::: EXTRAIT DU DOCUMENT
Chaque vendredi, retrouvez "Médias le mag, l'interview", en partenariat avec France 5. Julien Bellver, co-rédacteur en chef de puremedias.com et chroniqueur dans "Médias le mag" le dimanche à 12h35 interrogera une personnalité des médias toutes les semaines. Pour ce 11e numéro, Julien Bellver reçoit Audrey Pulvar, journaliste sur iTELE et auteur de "Libres et insoumis" (Ed. La Martinière).
Après "Libres comme Elles" sorti il y a un an, voici "Libres et insoumis". C'était prévu dès le départ ce deuxième opus ou votre maison d'édition vous a demandé de décliner le concept après le succès du premier ?
Je n'avais pas du tout prévu de faire ce deuxième opus. Mais "Libres comme elles" a connu un beau succès, j'ai fait beaucoup de séances de signatures dans les librairies, je suis souvent allée dans les salons, et très souvent, les lecteurs me disaient qu'il faudrait faire un deuxième tome ou faire un "Libres comme eux".
Vous faites le portraits d'hommes d'exception comme Brel, Brassens, Basquiat, Philippe Petit, René Char... Pourquoi eux, qu'est-ce qui les rassemble ?
Ce qui les rassemble, c'est d'abord ce qu'ils m'ont apporté. Un peu comme "Libres comme elles" n'était pas une anthologie du féminisme mais des portraits de femmes qui m'avaient particulièrement marquée et construite, là ce sont des hommes dont l'oeuvre, le parcours, les discours, les combats m'ont inspirée depuis enfant jusqu'à aujourd'hui. C'était une façon pour moi de leur rendre hommage. C'est très personnel, et c'est un peu le propos en fait. Des biographies de ces hommes, il en existe déjà des tonnes. Donc l'idée est de raconter un peu comment, dans ma vie, ils ont changé les choses et de transmettre ce soutien à la construction de soi aux jeunes qui viennent me voir. S'ils ont un point commun, un peu comme "Libres comme elles", c'est la solitude. Je cherchais des hommes libres, j'ai trouvé des hommes seuls.
::::::
▸ **ENSEMBLE DE TÂCHES**:
1 – Énumérez les hommes d'exception que l'entretien nomme comme sujets des portraits du livre « Libres et insoumis ».
2 – Recopiez fidèlement le passage de l'entretien qui va de « Chaque vendredi, retrouvez » à « du premier ? ».
::: JEU DE DONNÉES
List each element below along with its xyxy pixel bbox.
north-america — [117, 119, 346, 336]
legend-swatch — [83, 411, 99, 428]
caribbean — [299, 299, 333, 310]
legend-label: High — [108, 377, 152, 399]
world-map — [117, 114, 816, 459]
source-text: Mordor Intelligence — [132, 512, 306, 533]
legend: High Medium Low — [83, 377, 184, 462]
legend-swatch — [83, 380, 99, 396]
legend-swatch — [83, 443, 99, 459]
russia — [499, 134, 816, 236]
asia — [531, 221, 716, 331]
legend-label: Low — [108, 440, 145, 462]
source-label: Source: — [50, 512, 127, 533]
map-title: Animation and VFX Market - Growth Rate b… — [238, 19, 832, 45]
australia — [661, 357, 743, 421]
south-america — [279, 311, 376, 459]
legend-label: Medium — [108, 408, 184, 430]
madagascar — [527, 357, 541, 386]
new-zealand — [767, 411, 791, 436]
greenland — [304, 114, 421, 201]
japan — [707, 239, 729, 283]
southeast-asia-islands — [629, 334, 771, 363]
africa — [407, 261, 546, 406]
::::::
▸ **RÉPONSES**:
1 – Brel, Brassens, Basquiat, Philippe Petit, René Char

2 –
Chaque vendredi, retrouvez "Médias le mag, l'interview", en partenariat avec France 5. Julien Bellver, co-rédacteur en chef de puremedias.com et chroniqueur dans "Médias le mag" le dimanche à 12h35 interrogera une personnalité des médias toutes les semaines. Pour ce 11e numéro, Julien Bellver reçoit Audrey Pulvar, journaliste sur iTELE et auteur de "Libres et insoumis" (Ed. La Martinière).
Après "Libres comme Elles" sorti il y a un an, voici "Libres et insoumis". C'était prévu dès le départ ce deuxième opus ou votre maison d'édition vous a demandé de décliner le concept après le succès du premier ?